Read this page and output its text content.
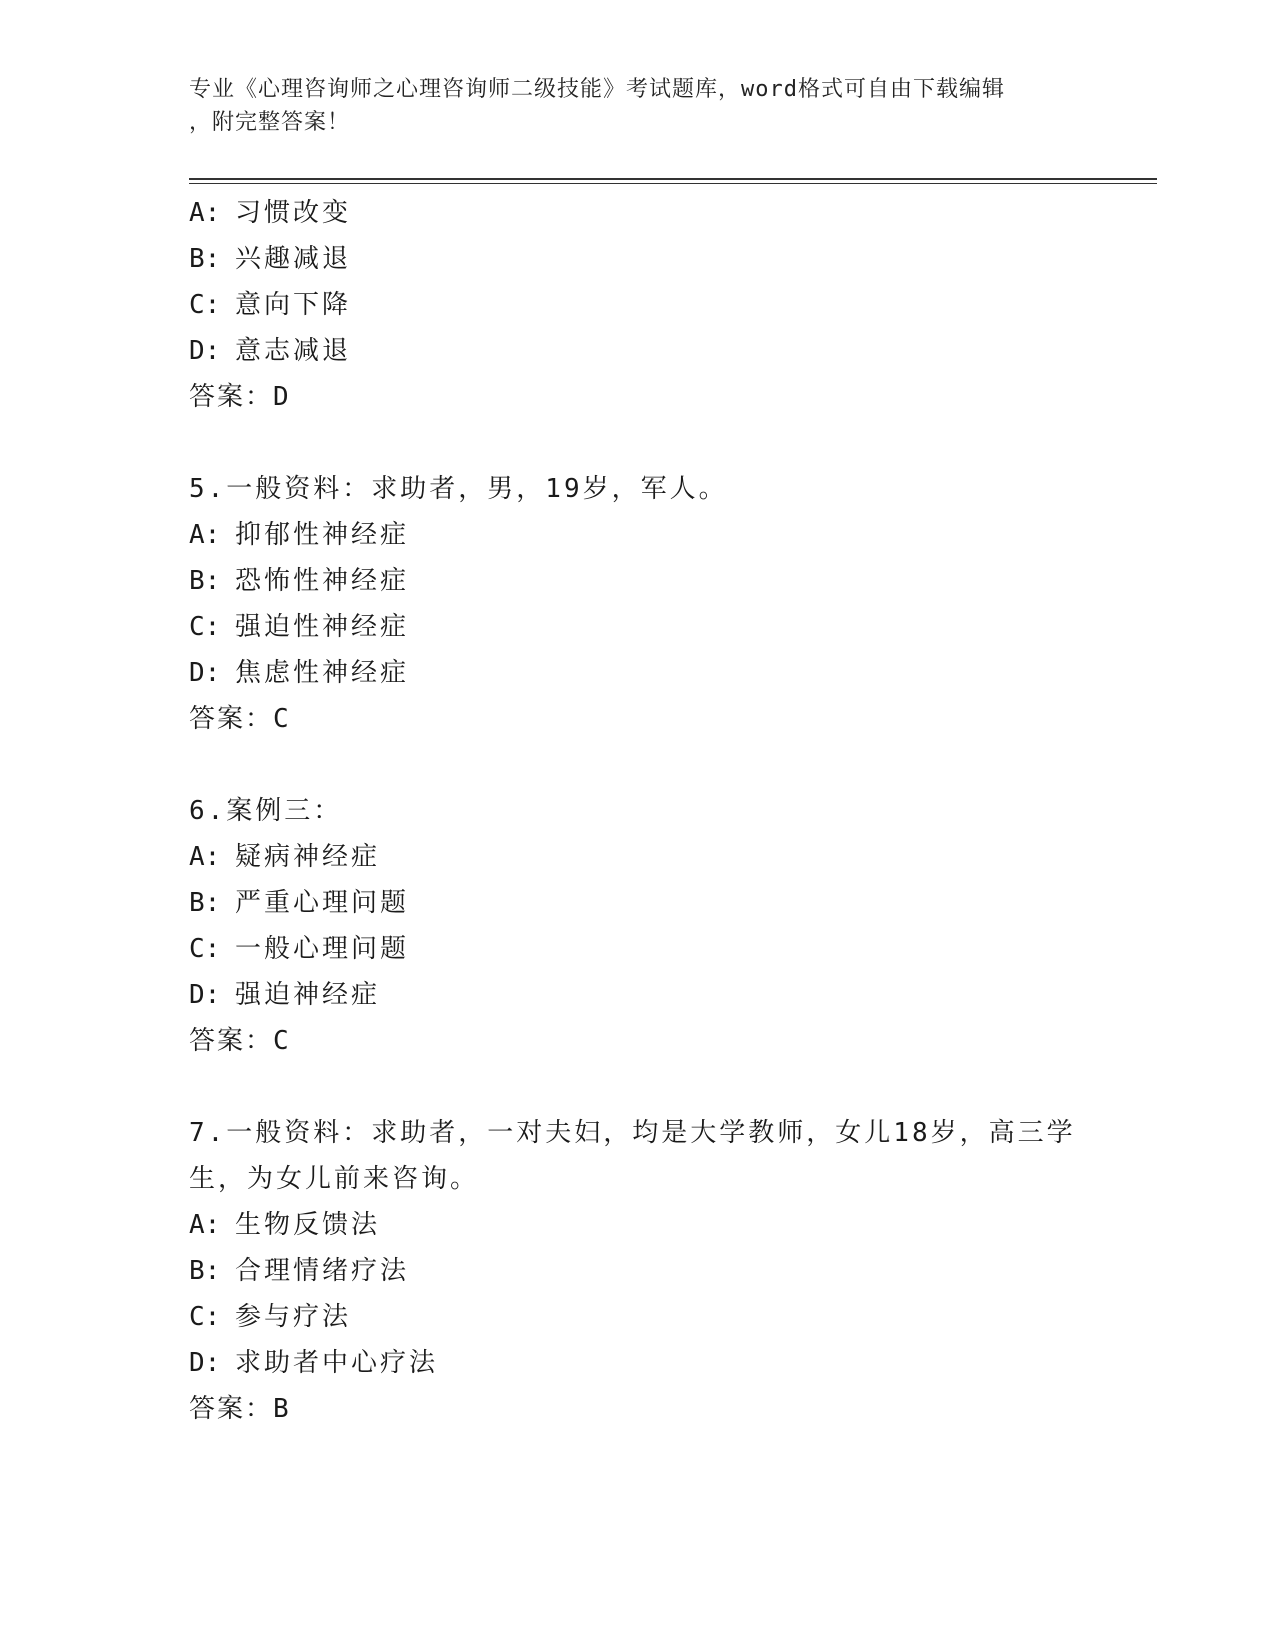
专业《心理咨询师之心理咨询师二级技能》考试题库，word格式可自由下载编辑
，附完整答案！
A: 习惯改变
B: 兴趣减退
C: 意向下降
D: 意志减退
答案：D
5.一般资料：求助者，男，19岁，军人。
A: 抑郁性神经症
B: 恐怖性神经症
C: 强迫性神经症
D: 焦虑性神经症
答案：C
6.案例三：
A: 疑病神经症
B: 严重心理问题
C: 一般心理问题
D: 强迫神经症
答案：C
7.一般资料：求助者，一对夫妇，均是大学教师，女儿18岁，高三学
生，为女儿前来咨询。
A: 生物反馈法
B: 合理情绪疗法
C: 参与疗法
D: 求助者中心疗法
答案：B
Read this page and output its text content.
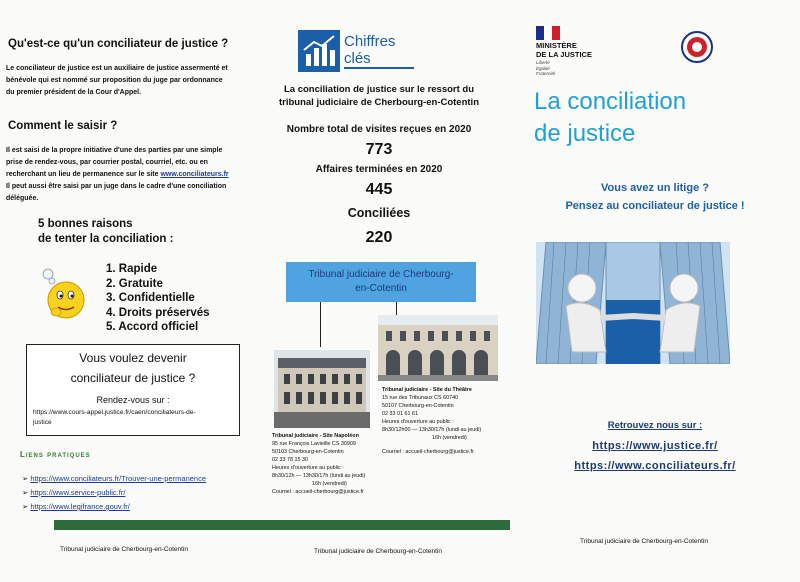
Qu'est-ce qu'un conciliateur de justice ?
Le conciliateur de justice est un auxiliaire de justice assermenté et
bénévole qui est nommé sur proposition du juge par ordonnance
du premier président de la Cour d'Appel.
Comment le saisir ?
Il est saisi de la propre initiative d'une des parties par une simple
prise de rendez-vous, par courrier postal, courriel, etc. ou en
recherchant un lieu de permanence sur le site www.conciliateurs.fr
Il peut aussi être saisi par un juge dans le cadre d'une conciliation
déléguée.
5 bonnes raisons
de tenter la conciliation :
1. Rapide
2. Gratuite
3. Confidentielle
4. Droits préservés
5. Accord officiel
Vous voulez devenir
conciliateur de justice ?
Rendez-vous sur :
https://www.cours-appel.justice.fr/caen/conciliateurs-de-
justice
Liens pratiques
➢ https://www.conciliateurs.fr/Trouver-une-permanence
➢ https://www.service-public.fr/
➢ https://www.legifrance.gouv.fr/
Tribunal judiciaire de Cherbourg-en-Cotentin
Chiffres
clés
La conciliation de justice sur le ressort du
tribunal judiciaire de Cherbourg-en-Cotentin
Nombre total de visites reçues en 2020
773
Affaires terminées en 2020
445
Conciliées
220
Tribunal judiciaire de Cherbourg-
en-Cotentin
Tribunal judiciaire - Site Napoléon
95 rue François Lavieille CS 30909
50103 Cherbourg-en-Cotentin
02 33 78 15 30
Heures d'ouverture au public :
8h30/12h — 13h30/17h (lundi au jeudi)
16h (vendredi)
Courriel : accueil-cherbourg@justice.fr
Tribunal judiciaire - Site du Théâtre
15 rue des Tribunaux CS 60740
50107 Cherbourg-en-Cotentin
02 33 01 61 61
Heures d'ouverture au public :
8h30/12h00 — 13h30/17h (lundi au jeudi)
16h (vendredi)
Courriel : accueil-cherbourg@justice.fr
Tribunal judiciaire de Cherbourg-en-Cotentin
MINISTÈRE
DE LA JUSTICE
Liberté
Égalité
Fraternité
La conciliation
de justice
Vous avez un litige ?
Pensez au conciliateur de justice !
Retrouvez nous sur :
https://www.justice.fr/
https://www.conciliateurs.fr/
Tribunal judiciaire de Cherbourg-en-Cotentin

### Set task
Leave out the pictures, and give all the records again exactly.

### Solution below
Read this page and output its text content.
专业《心理咨询师之心理咨询师二级技能》考试题库，word格式可自由下载编辑
，附完整答案！
A: 习惯改变
B: 兴趣减退
C: 意向下降
D: 意志减退
答案：D
5.一般资料：求助者，男，19岁，军人。
A: 抑郁性神经症
B: 恐怖性神经症
C: 强迫性神经症
D: 焦虑性神经症
答案：C
6.案例三：
A: 疑病神经症
B: 严重心理问题
C: 一般心理问题
D: 强迫神经症
答案：C
7.一般资料：求助者，一对夫妇，均是大学教师，女儿18岁，高三学
生，为女儿前来咨询。
A: 生物反馈法
B: 合理情绪疗法
C: 参与疗法
D: 求助者中心疗法
答案：B
Read this page and output its text content.
Qu'est-ce qu'un conciliateur de justice ?
Le conciliateur de justice est un auxiliaire de justice assermenté et
bénévole qui est nommé sur proposition du juge par ordonnance
du premier président de la Cour d'Appel.
Comment le saisir ?
Il est saisi de la propre initiative d'une des parties par une simple
prise de rendez-vous, par courrier postal, courriel, etc. ou en
recherchant un lieu de permanence sur le site www.conciliateurs.fr
Il peut aussi être saisi par un juge dans le cadre d'une conciliation
déléguée.
5 bonnes raisons
de tenter la conciliation :
1. Rapide
2. Gratuite
3. Confidentielle
4. Droits préservés
5. Accord officiel
Vous voulez devenir
conciliateur de justice ?
Rendez-vous sur :
https://www.cours-appel.justice.fr/caen/conciliateurs-de-
justice
Liens pratiques
➢ https://www.conciliateurs.fr/Trouver-une-permanence
➢ https://www.service-public.fr/
➢ https://www.legifrance.gouv.fr/
Tribunal judiciaire de Cherbourg-en-Cotentin
Chiffres
clés
La conciliation de justice sur le ressort du
tribunal judiciaire de Cherbourg-en-Cotentin
Nombre total de visites reçues en 2020
773
Affaires terminées en 2020
445
Conciliées
220
Tribunal judiciaire de Cherbourg-
en-Cotentin
Tribunal judiciaire - Site Napoléon
95 rue François Lavieille CS 30909
50103 Cherbourg-en-Cotentin
02 33 78 15 30
Heures d'ouverture au public :
8h30/12h — 13h30/17h (lundi au jeudi)
16h (vendredi)
Courriel : accueil-cherbourg@justice.fr
Tribunal judiciaire - Site du Théâtre
15 rue des Tribunaux CS 60740
50107 Cherbourg-en-Cotentin
02 33 01 61 61
Heures d'ouverture au public :
8h30/12h00 — 13h30/17h (lundi au jeudi)
16h (vendredi)
Courriel : accueil-cherbourg@justice.fr
Tribunal judiciaire de Cherbourg-en-Cotentin
MINISTÈRE
DE LA JUSTICE
Liberté
Égalité
Fraternité
La conciliation
de justice
Vous avez un litige ?
Pensez au conciliateur de justice !
Retrouvez nous sur :
https://www.justice.fr/
https://www.conciliateurs.fr/
Tribunal judiciaire de Cherbourg-en-Cotentin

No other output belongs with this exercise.